### Problem details:
Pull out all lines from the listing below in which the word "beobachtet" appears.

### Material to process:

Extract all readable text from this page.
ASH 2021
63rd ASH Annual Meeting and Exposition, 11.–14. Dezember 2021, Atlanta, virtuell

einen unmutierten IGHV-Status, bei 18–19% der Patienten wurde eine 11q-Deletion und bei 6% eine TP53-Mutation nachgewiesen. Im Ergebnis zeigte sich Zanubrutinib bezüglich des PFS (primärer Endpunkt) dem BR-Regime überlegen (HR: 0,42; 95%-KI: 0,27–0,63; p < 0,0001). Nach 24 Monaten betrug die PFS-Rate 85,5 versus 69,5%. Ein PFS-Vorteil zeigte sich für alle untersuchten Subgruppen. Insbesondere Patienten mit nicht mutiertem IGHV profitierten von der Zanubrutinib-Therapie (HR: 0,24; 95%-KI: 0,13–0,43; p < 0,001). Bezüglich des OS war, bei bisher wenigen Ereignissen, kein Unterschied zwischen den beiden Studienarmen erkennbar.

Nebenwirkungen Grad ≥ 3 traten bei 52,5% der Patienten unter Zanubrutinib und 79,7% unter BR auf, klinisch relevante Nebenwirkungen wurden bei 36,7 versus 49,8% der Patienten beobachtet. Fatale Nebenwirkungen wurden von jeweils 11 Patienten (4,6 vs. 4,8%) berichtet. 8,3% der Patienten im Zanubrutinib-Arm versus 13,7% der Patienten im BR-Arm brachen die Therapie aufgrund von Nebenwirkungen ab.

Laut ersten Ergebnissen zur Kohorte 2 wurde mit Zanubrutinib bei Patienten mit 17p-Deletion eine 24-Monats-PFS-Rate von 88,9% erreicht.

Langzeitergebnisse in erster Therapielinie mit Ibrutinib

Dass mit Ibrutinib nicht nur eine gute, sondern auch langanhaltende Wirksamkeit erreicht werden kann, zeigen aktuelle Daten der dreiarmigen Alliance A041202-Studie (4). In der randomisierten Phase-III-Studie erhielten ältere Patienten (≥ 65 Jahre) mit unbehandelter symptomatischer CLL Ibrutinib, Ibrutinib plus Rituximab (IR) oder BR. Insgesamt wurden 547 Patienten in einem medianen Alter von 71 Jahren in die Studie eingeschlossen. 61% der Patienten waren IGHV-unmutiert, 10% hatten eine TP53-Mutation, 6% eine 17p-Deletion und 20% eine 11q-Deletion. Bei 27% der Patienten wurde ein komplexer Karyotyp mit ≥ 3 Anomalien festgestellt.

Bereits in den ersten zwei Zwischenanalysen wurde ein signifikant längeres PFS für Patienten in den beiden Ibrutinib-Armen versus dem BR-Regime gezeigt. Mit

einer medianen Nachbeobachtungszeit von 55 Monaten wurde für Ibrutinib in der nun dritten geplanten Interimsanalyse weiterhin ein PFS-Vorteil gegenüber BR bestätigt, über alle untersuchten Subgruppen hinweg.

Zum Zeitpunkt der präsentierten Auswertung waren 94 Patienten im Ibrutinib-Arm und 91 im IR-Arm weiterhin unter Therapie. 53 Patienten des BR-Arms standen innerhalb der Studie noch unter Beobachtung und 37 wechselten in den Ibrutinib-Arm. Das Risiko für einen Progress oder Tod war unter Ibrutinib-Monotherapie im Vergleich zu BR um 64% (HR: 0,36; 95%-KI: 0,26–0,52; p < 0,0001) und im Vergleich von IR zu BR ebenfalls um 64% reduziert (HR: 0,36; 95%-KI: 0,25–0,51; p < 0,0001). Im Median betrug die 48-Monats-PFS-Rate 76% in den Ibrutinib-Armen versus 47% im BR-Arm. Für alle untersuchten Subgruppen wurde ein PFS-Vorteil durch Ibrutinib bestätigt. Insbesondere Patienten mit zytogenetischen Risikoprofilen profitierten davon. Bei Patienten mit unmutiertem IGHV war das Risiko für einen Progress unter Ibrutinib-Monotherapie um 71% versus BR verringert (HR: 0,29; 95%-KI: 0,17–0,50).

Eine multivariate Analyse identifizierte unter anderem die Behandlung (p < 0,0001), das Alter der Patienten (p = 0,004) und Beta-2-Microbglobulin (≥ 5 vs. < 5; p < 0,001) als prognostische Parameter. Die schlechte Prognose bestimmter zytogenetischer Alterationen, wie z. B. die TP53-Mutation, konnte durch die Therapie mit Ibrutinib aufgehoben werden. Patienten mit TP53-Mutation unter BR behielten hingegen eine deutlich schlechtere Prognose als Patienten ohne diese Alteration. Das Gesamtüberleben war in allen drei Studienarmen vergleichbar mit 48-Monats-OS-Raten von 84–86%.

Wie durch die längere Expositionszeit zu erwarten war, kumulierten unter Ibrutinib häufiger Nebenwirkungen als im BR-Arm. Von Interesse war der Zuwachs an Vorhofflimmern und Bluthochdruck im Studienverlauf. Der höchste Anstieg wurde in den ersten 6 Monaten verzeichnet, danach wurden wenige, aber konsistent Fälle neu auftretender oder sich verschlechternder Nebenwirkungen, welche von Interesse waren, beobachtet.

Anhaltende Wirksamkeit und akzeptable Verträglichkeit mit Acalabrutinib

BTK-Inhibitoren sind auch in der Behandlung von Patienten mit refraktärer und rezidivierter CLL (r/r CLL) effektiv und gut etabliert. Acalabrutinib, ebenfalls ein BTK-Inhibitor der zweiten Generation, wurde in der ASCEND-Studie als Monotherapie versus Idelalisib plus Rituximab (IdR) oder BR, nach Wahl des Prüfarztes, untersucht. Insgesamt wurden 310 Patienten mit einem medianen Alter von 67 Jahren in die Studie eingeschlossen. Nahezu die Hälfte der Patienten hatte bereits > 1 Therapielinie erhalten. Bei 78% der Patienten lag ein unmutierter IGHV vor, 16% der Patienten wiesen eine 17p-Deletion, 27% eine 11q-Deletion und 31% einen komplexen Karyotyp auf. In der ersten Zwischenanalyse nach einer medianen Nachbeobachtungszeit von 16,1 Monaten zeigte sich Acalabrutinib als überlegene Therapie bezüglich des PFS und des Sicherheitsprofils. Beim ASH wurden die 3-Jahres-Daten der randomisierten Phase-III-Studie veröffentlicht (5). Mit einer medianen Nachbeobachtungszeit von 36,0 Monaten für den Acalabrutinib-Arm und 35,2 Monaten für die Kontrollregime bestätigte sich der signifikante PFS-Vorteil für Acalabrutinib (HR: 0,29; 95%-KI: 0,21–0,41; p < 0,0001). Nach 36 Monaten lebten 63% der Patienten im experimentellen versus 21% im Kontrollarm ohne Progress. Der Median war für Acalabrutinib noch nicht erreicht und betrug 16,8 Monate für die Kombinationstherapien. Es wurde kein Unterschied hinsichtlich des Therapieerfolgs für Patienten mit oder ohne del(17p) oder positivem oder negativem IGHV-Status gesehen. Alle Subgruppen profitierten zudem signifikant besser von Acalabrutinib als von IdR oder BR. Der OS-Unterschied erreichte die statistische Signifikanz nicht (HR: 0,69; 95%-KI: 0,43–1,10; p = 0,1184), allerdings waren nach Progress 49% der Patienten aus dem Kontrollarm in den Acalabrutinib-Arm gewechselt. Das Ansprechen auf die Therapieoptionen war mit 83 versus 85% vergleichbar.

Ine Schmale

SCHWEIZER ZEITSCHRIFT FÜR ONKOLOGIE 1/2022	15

### Exercise answer:
Nebenwirkungen Grad ≥ 3 traten bei 52,5% der Patienten unter Zanubrutinib und 79,7% unter BR auf, klinisch relevante Nebenwirkungen wurden bei 36,7 versus 49,8% der Patienten beobachtet. Fatale Nebenwirkungen wurden von jeweils 11 Patienten (4,6 vs. 4,8%) berichtet. 8,3% der Patienten im Zanubrutinib-Arm versus 13,7% der Patienten im BR-Arm brachen die Therapie aufgrund von Nebenwirkungen ab.
Wie durch die längere Expositionszeit zu erwarten war, kumulierten unter Ibrutinib häufiger Nebenwirkungen als im BR-Arm. Von Interesse war der Zuwachs an Vorhofflimmern und Bluthochdruck im Studienverlauf. Der höchste Anstieg wurde in den ersten 6 Monaten verzeichnet, danach wurden wenige, aber konsistent Fälle neu auftretender oder sich verschlechternder Nebenwirkungen, welche von Interesse waren, beobachtet.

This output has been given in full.